MATERIAL FOR THE TASK:
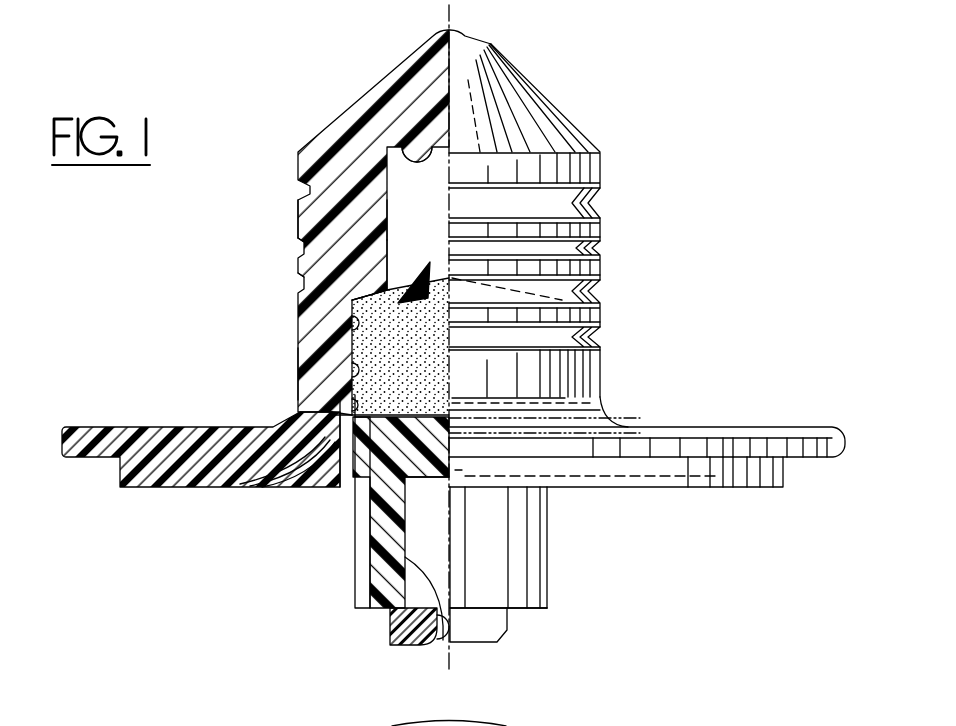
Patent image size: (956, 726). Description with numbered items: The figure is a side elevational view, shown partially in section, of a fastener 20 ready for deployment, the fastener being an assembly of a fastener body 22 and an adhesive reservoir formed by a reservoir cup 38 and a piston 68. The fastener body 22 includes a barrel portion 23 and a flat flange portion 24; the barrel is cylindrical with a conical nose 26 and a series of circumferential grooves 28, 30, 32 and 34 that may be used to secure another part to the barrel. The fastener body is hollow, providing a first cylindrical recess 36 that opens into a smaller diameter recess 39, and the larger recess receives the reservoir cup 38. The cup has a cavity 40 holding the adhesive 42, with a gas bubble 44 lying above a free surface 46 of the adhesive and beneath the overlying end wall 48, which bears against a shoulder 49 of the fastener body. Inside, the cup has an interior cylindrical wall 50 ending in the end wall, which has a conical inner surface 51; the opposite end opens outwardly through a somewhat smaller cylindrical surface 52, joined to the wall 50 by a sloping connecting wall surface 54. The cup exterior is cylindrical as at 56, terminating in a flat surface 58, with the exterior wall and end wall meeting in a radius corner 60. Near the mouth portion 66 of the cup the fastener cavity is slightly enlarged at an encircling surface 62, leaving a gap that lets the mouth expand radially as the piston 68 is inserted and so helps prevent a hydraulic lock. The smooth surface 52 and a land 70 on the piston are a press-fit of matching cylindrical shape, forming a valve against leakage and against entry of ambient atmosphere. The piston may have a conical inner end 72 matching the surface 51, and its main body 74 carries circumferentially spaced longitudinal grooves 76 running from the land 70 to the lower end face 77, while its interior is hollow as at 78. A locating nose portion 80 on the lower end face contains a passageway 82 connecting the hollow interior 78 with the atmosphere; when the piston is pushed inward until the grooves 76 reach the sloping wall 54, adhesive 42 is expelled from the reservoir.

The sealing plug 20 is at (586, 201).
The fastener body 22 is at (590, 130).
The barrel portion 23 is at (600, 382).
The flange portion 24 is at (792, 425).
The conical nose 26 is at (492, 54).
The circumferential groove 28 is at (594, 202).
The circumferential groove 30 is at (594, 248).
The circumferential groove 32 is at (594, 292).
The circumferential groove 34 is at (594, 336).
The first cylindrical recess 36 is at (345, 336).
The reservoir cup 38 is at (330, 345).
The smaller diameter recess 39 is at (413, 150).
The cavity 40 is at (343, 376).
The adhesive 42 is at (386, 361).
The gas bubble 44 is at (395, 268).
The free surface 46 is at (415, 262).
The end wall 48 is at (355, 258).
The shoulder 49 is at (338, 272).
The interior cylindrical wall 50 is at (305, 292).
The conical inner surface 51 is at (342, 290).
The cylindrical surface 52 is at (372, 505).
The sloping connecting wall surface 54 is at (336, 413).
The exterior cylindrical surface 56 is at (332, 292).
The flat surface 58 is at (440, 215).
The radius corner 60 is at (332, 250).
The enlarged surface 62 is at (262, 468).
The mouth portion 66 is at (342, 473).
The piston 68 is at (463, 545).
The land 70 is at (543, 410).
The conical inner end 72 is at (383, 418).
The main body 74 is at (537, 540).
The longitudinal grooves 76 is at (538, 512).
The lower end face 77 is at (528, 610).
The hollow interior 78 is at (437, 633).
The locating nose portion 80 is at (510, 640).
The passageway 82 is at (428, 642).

...

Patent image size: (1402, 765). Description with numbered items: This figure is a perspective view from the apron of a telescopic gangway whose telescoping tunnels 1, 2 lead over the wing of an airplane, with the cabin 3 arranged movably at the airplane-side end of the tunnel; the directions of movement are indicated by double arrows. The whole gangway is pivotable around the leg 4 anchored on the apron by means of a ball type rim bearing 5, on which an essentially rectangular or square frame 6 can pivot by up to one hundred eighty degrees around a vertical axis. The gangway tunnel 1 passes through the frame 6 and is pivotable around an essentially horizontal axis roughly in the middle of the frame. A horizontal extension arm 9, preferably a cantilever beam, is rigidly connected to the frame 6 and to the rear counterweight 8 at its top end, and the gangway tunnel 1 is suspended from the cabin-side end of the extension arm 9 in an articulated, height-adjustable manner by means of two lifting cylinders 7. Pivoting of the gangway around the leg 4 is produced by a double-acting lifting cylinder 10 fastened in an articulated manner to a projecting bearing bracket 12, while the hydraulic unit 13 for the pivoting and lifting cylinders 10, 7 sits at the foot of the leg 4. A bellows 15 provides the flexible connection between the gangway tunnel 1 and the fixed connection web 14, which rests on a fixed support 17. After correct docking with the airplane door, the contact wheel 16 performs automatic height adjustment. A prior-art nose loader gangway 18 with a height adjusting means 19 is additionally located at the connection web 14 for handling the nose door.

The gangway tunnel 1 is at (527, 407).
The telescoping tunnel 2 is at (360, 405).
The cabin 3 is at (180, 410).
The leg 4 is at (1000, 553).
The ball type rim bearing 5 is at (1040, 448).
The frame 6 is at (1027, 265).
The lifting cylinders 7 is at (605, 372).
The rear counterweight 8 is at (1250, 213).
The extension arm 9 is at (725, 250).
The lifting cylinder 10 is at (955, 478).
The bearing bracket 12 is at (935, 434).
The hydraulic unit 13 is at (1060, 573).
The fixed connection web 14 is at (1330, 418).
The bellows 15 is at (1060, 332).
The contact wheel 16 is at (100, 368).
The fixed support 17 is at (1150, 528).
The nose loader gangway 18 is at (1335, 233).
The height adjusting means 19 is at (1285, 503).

---

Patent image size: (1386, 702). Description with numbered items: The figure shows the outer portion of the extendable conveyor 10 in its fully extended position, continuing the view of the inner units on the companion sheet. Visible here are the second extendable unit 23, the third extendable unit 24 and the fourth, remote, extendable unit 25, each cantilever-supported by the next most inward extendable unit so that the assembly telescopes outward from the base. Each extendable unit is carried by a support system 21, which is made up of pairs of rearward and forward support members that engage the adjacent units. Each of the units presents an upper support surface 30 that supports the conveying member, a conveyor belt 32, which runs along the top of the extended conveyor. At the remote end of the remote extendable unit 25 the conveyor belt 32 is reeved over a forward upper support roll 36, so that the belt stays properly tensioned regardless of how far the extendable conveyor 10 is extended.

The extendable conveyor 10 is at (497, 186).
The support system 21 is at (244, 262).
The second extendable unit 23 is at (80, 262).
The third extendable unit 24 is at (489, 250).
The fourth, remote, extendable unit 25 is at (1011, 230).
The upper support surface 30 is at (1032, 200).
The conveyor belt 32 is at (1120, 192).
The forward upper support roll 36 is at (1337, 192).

WORK TO COMPLETE:
Reproduce word for word every line from the one containing "Patent image size: (1386, 702)." through the one containing "The forward upper", with both of those lines included.

CORRECT ANSWER:
Patent image size: (1386, 702). Description with numbered items: The figure shows the outer portion of the extendable conveyor 10 in its fully extended position, continuing the view of the inner units on the companion sheet. Visible here are the second extendable unit 23, the third extendable unit 24 and the fourth, remote, extendable unit 25, each cantilever-supported by the next most inward extendable unit so that the assembly telescopes outward from the base. Each extendable unit is carried by a support system 21, which is made up of pairs of rearward and forward support members that engage the adjacent units. Each of the units presents an upper support surface 30 that supports the conveying member, a conveyor belt 32, which runs along the top of the extended conveyor. At the remote end of the remote extendable unit 25 the conveyor belt 32 is reeved over a forward upper support roll 36, so that the belt stays properly tensioned regardless of how far the extendable conveyor 10 is extended.

The extendable conveyor 10 is at (497, 186).
The support system 21 is at (244, 262).
The second extendable unit 23 is at (80, 262).
The third extendable unit 24 is at (489, 250).
The fourth, remote, extendable unit 25 is at (1011, 230).
The upper support surface 30 is at (1032, 200).
The conveyor belt 32 is at (1120, 192).
The forward upper support roll 36 is at (1337, 192).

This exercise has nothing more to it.